Dataset rows:
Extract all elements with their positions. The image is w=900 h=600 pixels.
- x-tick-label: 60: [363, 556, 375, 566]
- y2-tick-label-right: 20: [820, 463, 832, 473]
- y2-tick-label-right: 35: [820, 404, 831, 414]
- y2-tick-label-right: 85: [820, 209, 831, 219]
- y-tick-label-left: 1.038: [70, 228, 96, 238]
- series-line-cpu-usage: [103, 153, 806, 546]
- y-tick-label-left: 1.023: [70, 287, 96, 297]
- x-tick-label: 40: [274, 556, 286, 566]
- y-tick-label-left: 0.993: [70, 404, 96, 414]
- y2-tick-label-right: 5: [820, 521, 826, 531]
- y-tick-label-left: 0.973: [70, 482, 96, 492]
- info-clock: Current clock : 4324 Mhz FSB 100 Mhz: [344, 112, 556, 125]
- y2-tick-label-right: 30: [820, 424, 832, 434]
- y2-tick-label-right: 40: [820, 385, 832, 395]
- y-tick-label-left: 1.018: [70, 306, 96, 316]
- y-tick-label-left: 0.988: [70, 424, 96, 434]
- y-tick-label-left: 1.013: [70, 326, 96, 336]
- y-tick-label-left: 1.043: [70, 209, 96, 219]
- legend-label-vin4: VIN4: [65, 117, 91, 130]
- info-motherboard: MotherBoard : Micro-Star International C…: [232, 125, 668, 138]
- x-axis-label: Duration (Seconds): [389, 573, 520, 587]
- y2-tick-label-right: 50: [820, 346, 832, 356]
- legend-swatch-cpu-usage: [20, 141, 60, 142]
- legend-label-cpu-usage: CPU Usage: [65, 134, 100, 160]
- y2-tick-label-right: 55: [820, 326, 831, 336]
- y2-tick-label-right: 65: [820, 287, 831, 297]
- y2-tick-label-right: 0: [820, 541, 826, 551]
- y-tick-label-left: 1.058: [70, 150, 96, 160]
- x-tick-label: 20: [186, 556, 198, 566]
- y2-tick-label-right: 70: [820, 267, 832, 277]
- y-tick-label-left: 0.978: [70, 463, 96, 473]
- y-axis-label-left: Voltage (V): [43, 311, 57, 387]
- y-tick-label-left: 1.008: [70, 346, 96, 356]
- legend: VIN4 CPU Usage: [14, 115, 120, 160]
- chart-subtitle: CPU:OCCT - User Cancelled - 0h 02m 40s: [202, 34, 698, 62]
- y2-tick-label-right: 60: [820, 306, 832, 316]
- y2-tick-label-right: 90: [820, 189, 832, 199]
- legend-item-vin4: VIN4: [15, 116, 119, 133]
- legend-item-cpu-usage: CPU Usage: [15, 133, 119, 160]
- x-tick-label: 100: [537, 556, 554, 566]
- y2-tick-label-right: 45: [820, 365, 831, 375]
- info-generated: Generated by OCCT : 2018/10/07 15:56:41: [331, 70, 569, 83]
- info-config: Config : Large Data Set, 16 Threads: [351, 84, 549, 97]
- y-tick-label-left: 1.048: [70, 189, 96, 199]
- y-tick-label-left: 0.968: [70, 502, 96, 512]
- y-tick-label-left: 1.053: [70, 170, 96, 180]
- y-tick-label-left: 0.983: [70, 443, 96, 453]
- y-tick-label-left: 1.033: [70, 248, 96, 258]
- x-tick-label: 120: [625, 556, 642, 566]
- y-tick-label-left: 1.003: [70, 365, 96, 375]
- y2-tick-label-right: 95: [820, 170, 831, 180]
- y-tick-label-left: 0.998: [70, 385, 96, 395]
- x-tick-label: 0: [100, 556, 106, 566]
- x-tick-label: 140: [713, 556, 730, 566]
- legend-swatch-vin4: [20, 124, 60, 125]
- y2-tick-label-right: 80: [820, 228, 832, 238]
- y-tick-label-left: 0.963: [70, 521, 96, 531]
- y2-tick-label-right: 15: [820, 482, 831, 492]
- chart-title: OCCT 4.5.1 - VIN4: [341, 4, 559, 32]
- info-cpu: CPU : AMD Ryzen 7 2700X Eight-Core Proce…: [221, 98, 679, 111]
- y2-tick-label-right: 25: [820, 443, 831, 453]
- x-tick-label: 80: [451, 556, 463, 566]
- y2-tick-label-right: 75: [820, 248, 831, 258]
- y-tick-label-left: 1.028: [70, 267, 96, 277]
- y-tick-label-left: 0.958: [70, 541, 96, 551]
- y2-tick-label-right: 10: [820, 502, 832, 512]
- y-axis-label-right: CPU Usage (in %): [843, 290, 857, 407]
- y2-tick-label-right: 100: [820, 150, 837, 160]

◆ Instructions for the task
Rewrite every line of the material, replacing each occurrence of "y2-tick-label-right" with "secondary-axis-tick" and leaving everything else unchanged.

◆ Written reply
Extract all elements with their positions. The image is w=900 h=600 pixels.
- x-tick-label: 60: [363, 556, 375, 566]
- secondary-axis-tick: 20: [820, 463, 832, 473]
- secondary-axis-tick: 35: [820, 404, 831, 414]
- secondary-axis-tick: 85: [820, 209, 831, 219]
- y-tick-label-left: 1.038: [70, 228, 96, 238]
- series-line-cpu-usage: [103, 153, 806, 546]
- y-tick-label-left: 1.023: [70, 287, 96, 297]
- x-tick-label: 40: [274, 556, 286, 566]
- y-tick-label-left: 0.993: [70, 404, 96, 414]
- secondary-axis-tick: 5: [820, 521, 826, 531]
- y-tick-label-left: 0.973: [70, 482, 96, 492]
- info-clock: Current clock : 4324 Mhz FSB 100 Mhz: [344, 112, 556, 125]
- secondary-axis-tick: 30: [820, 424, 832, 434]
- secondary-axis-tick: 40: [820, 385, 832, 395]
- y-tick-label-left: 1.018: [70, 306, 96, 316]
- y-tick-label-left: 0.988: [70, 424, 96, 434]
- y-tick-label-left: 1.013: [70, 326, 96, 336]
- y-tick-label-left: 1.043: [70, 209, 96, 219]
- legend-label-vin4: VIN4: [65, 117, 91, 130]
- info-motherboard: MotherBoard : Micro-Star International C…: [232, 125, 668, 138]
- x-axis-label: Duration (Seconds): [389, 573, 520, 587]
- secondary-axis-tick: 50: [820, 346, 832, 356]
- legend-swatch-cpu-usage: [20, 141, 60, 142]
- legend-label-cpu-usage: CPU Usage: [65, 134, 100, 160]
- secondary-axis-tick: 55: [820, 326, 831, 336]
- secondary-axis-tick: 65: [820, 287, 831, 297]
- secondary-axis-tick: 0: [820, 541, 826, 551]
- y-tick-label-left: 1.058: [70, 150, 96, 160]
- x-tick-label: 20: [186, 556, 198, 566]
- secondary-axis-tick: 70: [820, 267, 832, 277]
- y-tick-label-left: 0.978: [70, 463, 96, 473]
- y-axis-label-left: Voltage (V): [43, 311, 57, 387]
- y-tick-label-left: 1.008: [70, 346, 96, 356]
- legend: VIN4 CPU Usage: [14, 115, 120, 160]
- chart-subtitle: CPU:OCCT - User Cancelled - 0h 02m 40s: [202, 34, 698, 62]
- secondary-axis-tick: 60: [820, 306, 832, 316]
- secondary-axis-tick: 90: [820, 189, 832, 199]
- legend-item-vin4: VIN4: [15, 116, 119, 133]
- legend-item-cpu-usage: CPU Usage: [15, 133, 119, 160]
- x-tick-label: 100: [537, 556, 554, 566]
- secondary-axis-tick: 45: [820, 365, 831, 375]
- info-generated: Generated by OCCT : 2018/10/07 15:56:41: [331, 70, 569, 83]
- info-config: Config : Large Data Set, 16 Threads: [351, 84, 549, 97]
- y-tick-label-left: 1.048: [70, 189, 96, 199]
- y-tick-label-left: 0.968: [70, 502, 96, 512]
- y-tick-label-left: 1.053: [70, 170, 96, 180]
- y-tick-label-left: 0.983: [70, 443, 96, 453]
- y-tick-label-left: 1.033: [70, 248, 96, 258]
- x-tick-label: 120: [625, 556, 642, 566]
- y-tick-label-left: 1.003: [70, 365, 96, 375]
- secondary-axis-tick: 95: [820, 170, 831, 180]
- y-tick-label-left: 0.998: [70, 385, 96, 395]
- x-tick-label: 0: [100, 556, 106, 566]
- x-tick-label: 140: [713, 556, 730, 566]
- legend-swatch-vin4: [20, 124, 60, 125]
- secondary-axis-tick: 80: [820, 228, 832, 238]
- y-tick-label-left: 0.963: [70, 521, 96, 531]
- secondary-axis-tick: 15: [820, 482, 831, 492]
- chart-title: OCCT 4.5.1 - VIN4: [341, 4, 559, 32]
- info-cpu: CPU : AMD Ryzen 7 2700X Eight-Core Proce…: [221, 98, 679, 111]
- secondary-axis-tick: 25: [820, 443, 831, 453]
- x-tick-label: 80: [451, 556, 463, 566]
- secondary-axis-tick: 75: [820, 248, 831, 258]
- y-tick-label-left: 1.028: [70, 267, 96, 277]
- y-tick-label-left: 0.958: [70, 541, 96, 551]
- secondary-axis-tick: 10: [820, 502, 832, 512]
- y-axis-label-right: CPU Usage (in %): [843, 290, 857, 407]
- secondary-axis-tick: 100: [820, 150, 837, 160]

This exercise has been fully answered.